- What needs to be done -
What follows is a listing. Return every line of it exactly.

(Data entries)
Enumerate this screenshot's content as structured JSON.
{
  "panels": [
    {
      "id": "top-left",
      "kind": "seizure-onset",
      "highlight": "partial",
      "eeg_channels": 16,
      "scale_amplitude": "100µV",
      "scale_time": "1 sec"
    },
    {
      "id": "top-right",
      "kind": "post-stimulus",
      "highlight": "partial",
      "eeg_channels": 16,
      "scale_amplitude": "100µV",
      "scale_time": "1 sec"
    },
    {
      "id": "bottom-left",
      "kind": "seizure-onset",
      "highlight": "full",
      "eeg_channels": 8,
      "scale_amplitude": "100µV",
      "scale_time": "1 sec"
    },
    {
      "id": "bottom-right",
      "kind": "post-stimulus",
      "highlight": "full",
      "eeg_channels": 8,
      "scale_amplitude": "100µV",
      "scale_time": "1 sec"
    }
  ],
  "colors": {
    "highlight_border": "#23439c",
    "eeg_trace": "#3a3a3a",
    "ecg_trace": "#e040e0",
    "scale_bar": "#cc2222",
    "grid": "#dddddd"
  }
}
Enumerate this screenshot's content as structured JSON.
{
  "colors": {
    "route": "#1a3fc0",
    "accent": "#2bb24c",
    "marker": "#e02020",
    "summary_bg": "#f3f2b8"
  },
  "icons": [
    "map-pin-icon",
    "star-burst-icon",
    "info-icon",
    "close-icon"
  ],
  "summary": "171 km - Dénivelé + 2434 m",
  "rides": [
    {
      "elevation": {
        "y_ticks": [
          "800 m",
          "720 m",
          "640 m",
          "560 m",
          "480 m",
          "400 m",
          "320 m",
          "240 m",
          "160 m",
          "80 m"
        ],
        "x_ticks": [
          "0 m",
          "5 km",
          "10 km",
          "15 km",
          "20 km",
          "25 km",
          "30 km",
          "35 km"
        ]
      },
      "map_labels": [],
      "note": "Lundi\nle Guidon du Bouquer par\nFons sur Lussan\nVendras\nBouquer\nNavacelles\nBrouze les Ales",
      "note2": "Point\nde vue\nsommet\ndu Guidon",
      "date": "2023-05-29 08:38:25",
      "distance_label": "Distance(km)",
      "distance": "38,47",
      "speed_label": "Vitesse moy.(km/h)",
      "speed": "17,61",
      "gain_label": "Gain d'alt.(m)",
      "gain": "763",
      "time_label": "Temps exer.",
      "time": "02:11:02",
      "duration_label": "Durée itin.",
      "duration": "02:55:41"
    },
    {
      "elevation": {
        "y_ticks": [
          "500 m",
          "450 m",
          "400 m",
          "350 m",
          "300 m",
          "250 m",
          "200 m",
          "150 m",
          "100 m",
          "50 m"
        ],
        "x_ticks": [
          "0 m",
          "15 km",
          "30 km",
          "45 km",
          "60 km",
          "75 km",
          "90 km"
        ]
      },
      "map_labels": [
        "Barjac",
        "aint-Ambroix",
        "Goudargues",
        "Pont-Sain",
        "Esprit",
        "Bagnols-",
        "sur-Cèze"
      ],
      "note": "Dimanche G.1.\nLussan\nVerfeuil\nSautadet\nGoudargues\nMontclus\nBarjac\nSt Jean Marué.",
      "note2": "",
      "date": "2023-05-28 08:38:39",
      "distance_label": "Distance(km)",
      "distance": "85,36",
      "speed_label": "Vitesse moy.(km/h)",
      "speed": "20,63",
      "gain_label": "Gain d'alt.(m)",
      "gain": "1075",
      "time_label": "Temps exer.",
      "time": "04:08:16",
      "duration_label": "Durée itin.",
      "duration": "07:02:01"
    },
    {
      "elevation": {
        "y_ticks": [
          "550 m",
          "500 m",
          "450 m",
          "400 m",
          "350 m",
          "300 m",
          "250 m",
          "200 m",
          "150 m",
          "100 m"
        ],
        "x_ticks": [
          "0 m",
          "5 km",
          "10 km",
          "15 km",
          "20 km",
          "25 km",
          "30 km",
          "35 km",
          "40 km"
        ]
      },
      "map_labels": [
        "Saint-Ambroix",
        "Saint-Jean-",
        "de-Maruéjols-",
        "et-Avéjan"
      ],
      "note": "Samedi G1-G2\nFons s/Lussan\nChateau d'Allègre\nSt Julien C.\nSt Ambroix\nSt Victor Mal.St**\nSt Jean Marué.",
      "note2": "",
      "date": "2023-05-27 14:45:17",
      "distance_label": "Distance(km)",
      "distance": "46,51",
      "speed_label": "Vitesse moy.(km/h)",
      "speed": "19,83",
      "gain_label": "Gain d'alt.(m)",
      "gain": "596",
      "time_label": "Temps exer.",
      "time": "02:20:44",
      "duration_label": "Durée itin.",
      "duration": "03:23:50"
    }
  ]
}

- Problem solution -
Enumerate this screenshot's content as structured JSON.
{
  "panels": [
    {
      "id": "top-left",
      "kind": "seizure-onset",
      "highlight": "partial",
      "eeg_channels": 16,
      "scale_amplitude": "100µV",
      "scale_time": "1 sec"
    },
    {
      "id": "top-right",
      "kind": "post-stimulus",
      "highlight": "partial",
      "eeg_channels": 16,
      "scale_amplitude": "100µV",
      "scale_time": "1 sec"
    },
    {
      "id": "bottom-left",
      "kind": "seizure-onset",
      "highlight": "full",
      "eeg_channels": 8,
      "scale_amplitude": "100µV",
      "scale_time": "1 sec"
    },
    {
      "id": "bottom-right",
      "kind": "post-stimulus",
      "highlight": "full",
      "eeg_channels": 8,
      "scale_amplitude": "100µV",
      "scale_time": "1 sec"
    }
  ],
  "colors": {
    "highlight_border": "#23439c",
    "eeg_trace": "#3a3a3a",
    "ecg_trace": "#e040e0",
    "scale_bar": "#cc2222",
    "grid": "#dddddd"
  }
}
Enumerate this screenshot's content as structured JSON.
{
  "colors": {
    "route": "#1a3fc0",
    "accent": "#2bb24c",
    "marker": "#e02020",
    "summary_bg": "#f3f2b8"
  },
  "icons": [
    "map-pin-icon",
    "star-burst-icon",
    "info-icon",
    "close-icon"
  ],
  "summary": "171 km - Dénivelé + 2434 m",
  "rides": [
    {
      "elevation": {
        "y_ticks": [
          "800 m",
          "720 m",
          "640 m",
          "560 m",
          "480 m",
          "400 m",
          "320 m",
          "240 m",
          "160 m",
          "80 m"
        ],
        "x_ticks": [
          "0 m",
          "5 km",
          "10 km",
          "15 km",
          "20 km",
          "25 km",
          "30 km",
          "35 km"
        ]
      },
      "map_labels": [],
      "note": "Lundi\nle Guidon du Bouquer par\nFons sur Lussan\nVendras\nBouquer\nNavacelles\nBrouze les Ales",
      "note2": "Point\nde vue\nsommet\ndu Guidon",
      "date": "2023-05-29 08:38:25",
      "distance_label": "Distance(km)",
      "distance": "38,47",
      "speed_label": "Vitesse moy.(km/h)",
      "speed": "17,61",
      "gain_label": "Gain d'alt.(m)",
      "gain": "763",
      "time_label": "Temps exer.",
      "time": "02:11:02",
      "duration_label": "Durée itin.",
      "duration": "02:55:41"
    },
    {
      "elevation": {
        "y_ticks": [
          "500 m",
          "450 m",
          "400 m",
          "350 m",
          "300 m",
          "250 m",
          "200 m",
          "150 m",
          "100 m",
          "50 m"
        ],
        "x_ticks": [
          "0 m",
          "15 km",
          "30 km",
          "45 km",
          "60 km",
          "75 km",
          "90 km"
        ]
      },
      "map_labels": [
        "Barjac",
        "aint-Ambroix",
        "Goudargues",
        "Pont-Sain",
        "Esprit",
        "Bagnols-",
        "sur-Cèze"
      ],
      "note": "Dimanche G.1.\nLussan\nVerfeuil\nSautadet\nGoudargues\nMontclus\nBarjac\nSt Jean Marué.",
      "note2": "",
      "date": "2023-05-28 08:38:39",
      "distance_label": "Distance(km)",
      "distance": "85,36",
      "speed_label": "Vitesse moy.(km/h)",
      "speed": "20,63",
      "gain_label": "Gain d'alt.(m)",
      "gain": "1075",
      "time_label": "Temps exer.",
      "time": "04:08:16",
      "duration_label": "Durée itin.",
      "duration": "07:02:01"
    },
    {
      "elevation": {
        "y_ticks": [
          "550 m",
          "500 m",
          "450 m",
          "400 m",
          "350 m",
          "300 m",
          "250 m",
          "200 m",
          "150 m",
          "100 m"
        ],
        "x_ticks": [
          "0 m",
          "5 km",
          "10 km",
          "15 km",
          "20 km",
          "25 km",
          "30 km",
          "35 km",
          "40 km"
        ]
      },
      "map_labels": [
        "Saint-Ambroix",
        "Saint-Jean-",
        "de-Maruéjols-",
        "et-Avéjan"
      ],
      "note": "Samedi G1-G2\nFons s/Lussan\nChateau d'Allègre\nSt Julien C.\nSt Ambroix\nSt Victor Mal.St**\nSt Jean Marué.",
      "note2": "",
      "date": "2023-05-27 14:45:17",
      "distance_label": "Distance(km)",
      "distance": "46,51",
      "speed_label": "Vitesse moy.(km/h)",
      "speed": "19,83",
      "gain_label": "Gain d'alt.(m)",
      "gain": "596",
      "time_label": "Temps exer.",
      "time": "02:20:44",
      "duration_label": "Durée itin.",
      "duration": "03:23:50"
    }
  ]
}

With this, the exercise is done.